- REQUIRED TASK: Report the count of lines where the string "true" appears, and nothing else.

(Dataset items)
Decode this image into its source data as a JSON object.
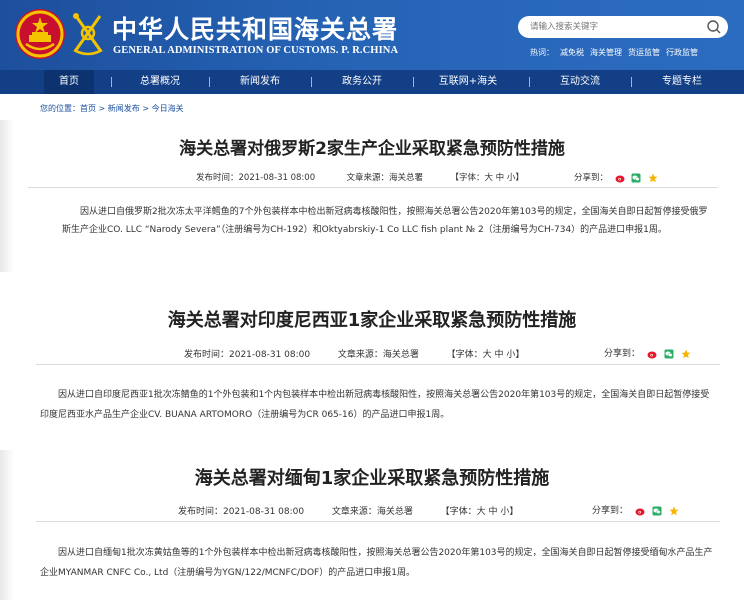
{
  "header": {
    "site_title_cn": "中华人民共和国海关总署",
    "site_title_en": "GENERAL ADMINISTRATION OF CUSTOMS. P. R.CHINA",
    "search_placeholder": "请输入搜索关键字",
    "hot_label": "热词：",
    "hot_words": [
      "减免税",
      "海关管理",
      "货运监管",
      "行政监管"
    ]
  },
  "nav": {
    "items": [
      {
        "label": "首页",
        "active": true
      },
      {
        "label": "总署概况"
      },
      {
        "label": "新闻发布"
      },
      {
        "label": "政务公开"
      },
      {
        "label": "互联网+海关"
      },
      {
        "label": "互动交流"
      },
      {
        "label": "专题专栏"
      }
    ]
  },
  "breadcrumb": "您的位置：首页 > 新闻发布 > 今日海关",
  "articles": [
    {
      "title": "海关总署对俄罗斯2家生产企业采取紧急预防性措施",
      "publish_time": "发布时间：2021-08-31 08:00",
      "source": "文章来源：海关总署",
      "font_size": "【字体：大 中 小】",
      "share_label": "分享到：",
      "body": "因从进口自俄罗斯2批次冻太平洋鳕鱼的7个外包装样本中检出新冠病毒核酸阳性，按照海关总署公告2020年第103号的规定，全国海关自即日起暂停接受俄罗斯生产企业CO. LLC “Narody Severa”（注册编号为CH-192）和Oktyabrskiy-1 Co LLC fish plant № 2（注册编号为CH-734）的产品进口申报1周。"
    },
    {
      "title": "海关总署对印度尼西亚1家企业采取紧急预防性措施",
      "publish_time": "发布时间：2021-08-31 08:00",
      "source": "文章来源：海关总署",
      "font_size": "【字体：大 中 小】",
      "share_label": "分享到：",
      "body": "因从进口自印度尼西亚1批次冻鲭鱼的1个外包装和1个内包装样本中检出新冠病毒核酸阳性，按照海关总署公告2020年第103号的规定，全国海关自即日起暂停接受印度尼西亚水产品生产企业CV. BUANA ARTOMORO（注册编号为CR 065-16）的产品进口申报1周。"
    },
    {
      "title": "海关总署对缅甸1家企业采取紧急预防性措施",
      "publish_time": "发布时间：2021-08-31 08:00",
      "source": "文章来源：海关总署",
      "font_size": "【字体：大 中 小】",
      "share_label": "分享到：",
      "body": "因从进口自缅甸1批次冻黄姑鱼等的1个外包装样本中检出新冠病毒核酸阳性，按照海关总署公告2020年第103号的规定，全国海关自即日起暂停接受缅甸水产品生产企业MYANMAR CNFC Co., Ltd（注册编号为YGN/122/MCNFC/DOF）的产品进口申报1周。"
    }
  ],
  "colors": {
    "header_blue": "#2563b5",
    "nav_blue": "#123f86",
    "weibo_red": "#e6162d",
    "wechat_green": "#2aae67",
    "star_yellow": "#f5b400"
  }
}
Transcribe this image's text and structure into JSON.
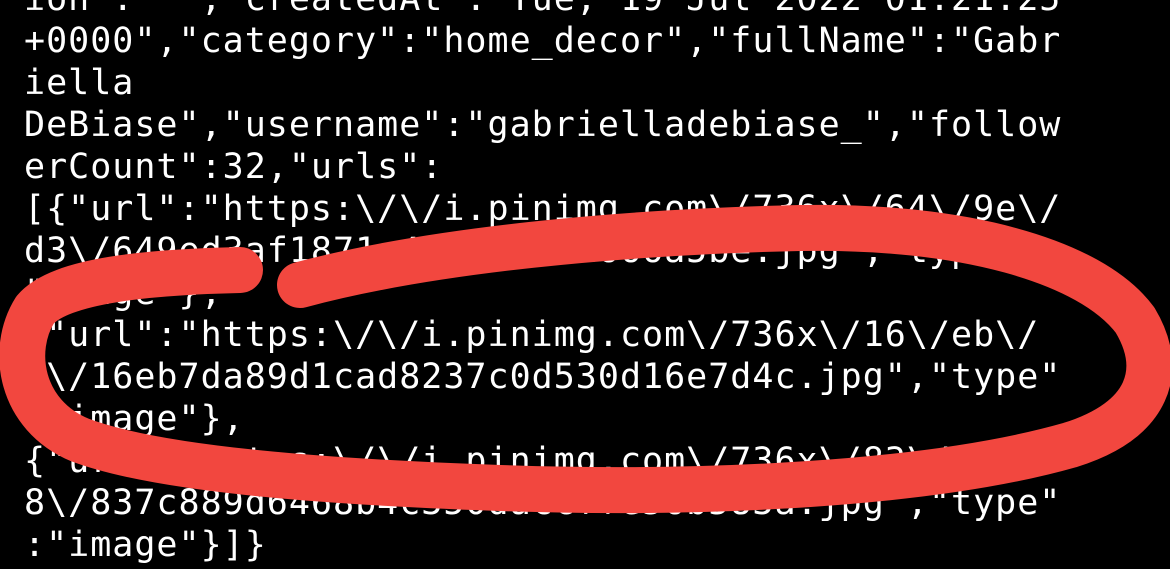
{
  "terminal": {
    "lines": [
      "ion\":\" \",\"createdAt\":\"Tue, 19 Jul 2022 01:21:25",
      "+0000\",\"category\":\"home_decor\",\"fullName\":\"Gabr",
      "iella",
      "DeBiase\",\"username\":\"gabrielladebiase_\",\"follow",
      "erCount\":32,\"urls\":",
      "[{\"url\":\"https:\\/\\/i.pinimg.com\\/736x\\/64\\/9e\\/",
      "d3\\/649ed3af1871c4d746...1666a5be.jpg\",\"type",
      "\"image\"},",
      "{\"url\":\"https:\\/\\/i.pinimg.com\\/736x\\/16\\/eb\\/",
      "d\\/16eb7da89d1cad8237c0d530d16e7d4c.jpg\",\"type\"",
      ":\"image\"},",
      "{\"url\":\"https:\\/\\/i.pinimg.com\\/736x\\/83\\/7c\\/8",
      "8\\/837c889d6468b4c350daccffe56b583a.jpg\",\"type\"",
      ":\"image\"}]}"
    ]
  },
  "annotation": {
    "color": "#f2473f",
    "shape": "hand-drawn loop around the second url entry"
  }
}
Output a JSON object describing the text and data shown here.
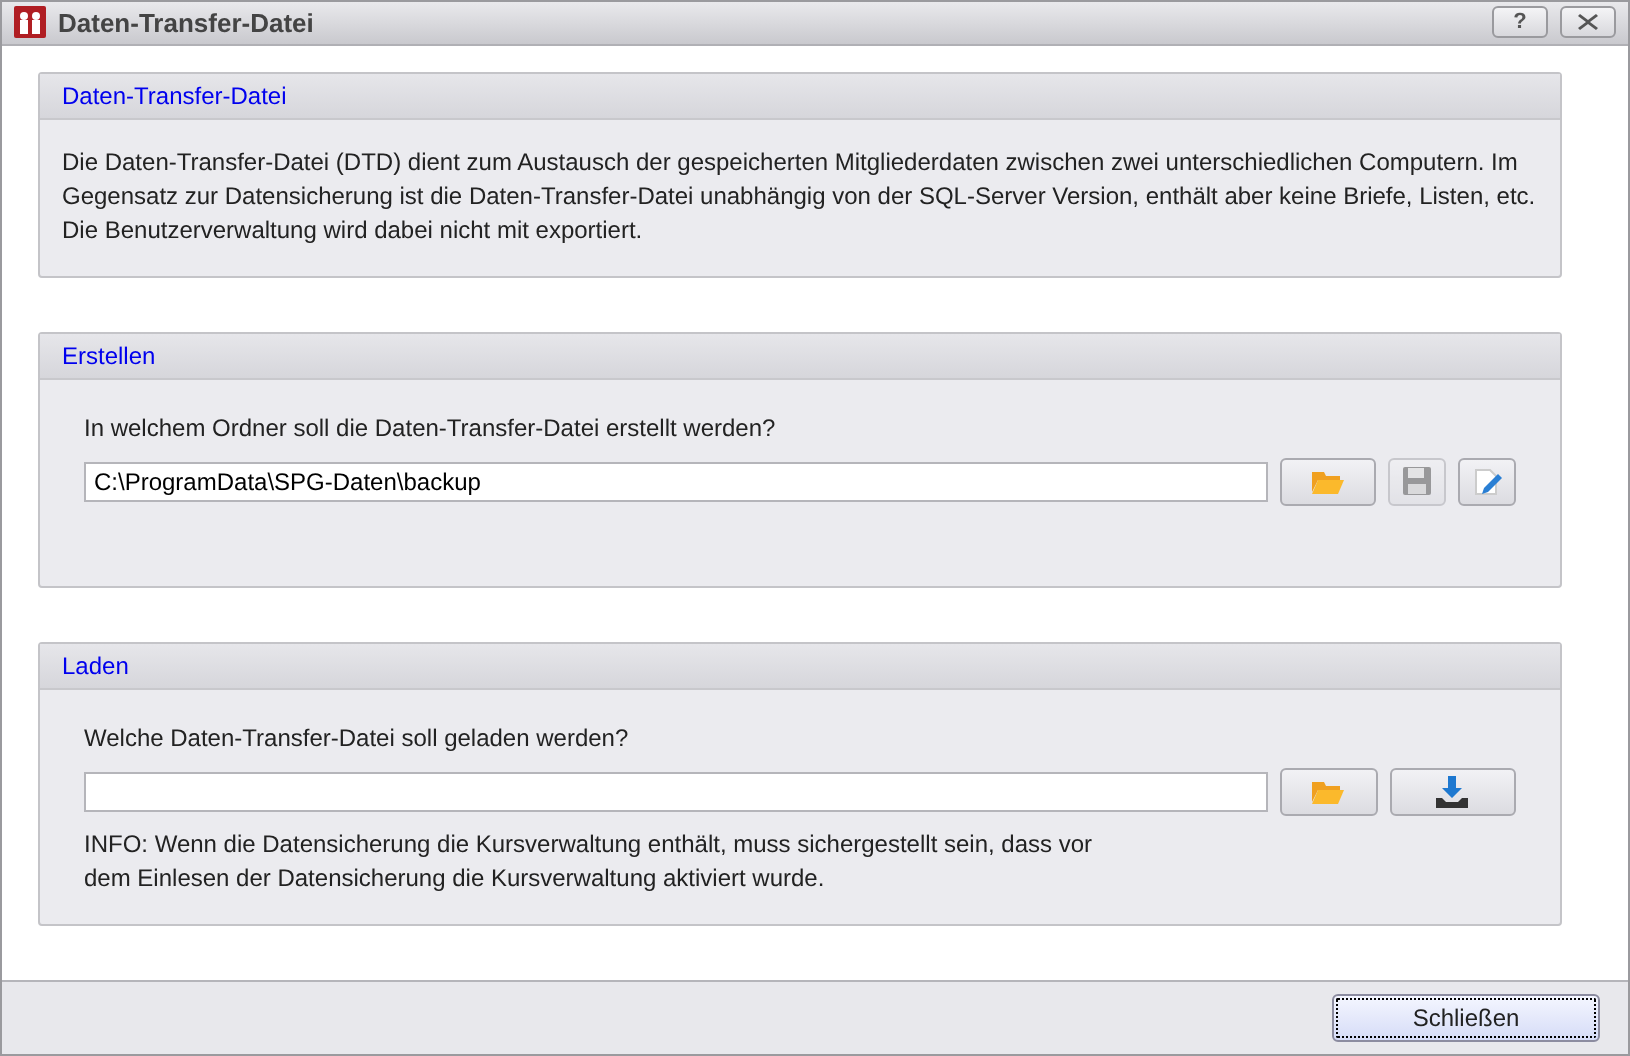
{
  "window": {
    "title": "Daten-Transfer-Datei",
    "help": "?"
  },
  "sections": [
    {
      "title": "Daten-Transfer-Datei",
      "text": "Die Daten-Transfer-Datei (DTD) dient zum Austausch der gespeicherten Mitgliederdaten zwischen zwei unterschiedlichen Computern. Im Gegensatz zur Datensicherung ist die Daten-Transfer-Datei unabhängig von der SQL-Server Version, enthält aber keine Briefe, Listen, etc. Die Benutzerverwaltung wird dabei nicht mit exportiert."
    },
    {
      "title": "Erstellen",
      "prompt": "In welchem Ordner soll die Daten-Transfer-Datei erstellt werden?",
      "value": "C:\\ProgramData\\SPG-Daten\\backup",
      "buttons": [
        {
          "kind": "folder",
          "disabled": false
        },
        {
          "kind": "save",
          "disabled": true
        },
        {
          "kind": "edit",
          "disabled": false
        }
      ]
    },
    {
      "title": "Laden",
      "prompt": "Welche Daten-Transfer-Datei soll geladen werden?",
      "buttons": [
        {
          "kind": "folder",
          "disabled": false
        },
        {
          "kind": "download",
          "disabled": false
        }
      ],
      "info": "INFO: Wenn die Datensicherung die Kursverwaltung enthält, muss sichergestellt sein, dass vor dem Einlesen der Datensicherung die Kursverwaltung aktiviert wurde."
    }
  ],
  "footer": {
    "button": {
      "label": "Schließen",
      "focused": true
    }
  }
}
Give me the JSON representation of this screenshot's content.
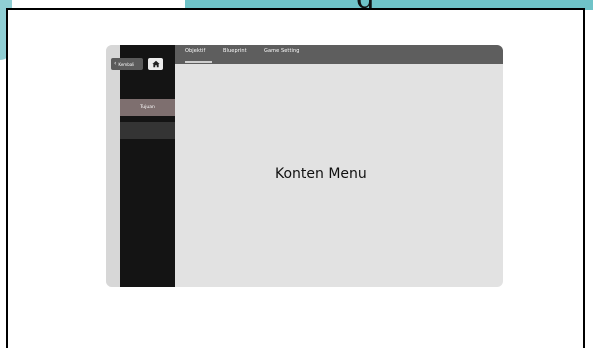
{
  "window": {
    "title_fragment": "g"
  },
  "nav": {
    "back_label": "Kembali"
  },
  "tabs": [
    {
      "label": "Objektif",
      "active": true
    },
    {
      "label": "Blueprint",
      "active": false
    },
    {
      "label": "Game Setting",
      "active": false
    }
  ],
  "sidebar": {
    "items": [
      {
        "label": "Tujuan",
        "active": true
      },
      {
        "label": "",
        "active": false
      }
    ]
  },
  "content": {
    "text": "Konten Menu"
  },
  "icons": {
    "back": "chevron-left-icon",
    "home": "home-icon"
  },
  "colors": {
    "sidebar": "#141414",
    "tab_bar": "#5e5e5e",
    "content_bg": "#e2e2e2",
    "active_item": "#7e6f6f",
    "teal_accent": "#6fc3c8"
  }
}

- FINISHED ANSWER: 5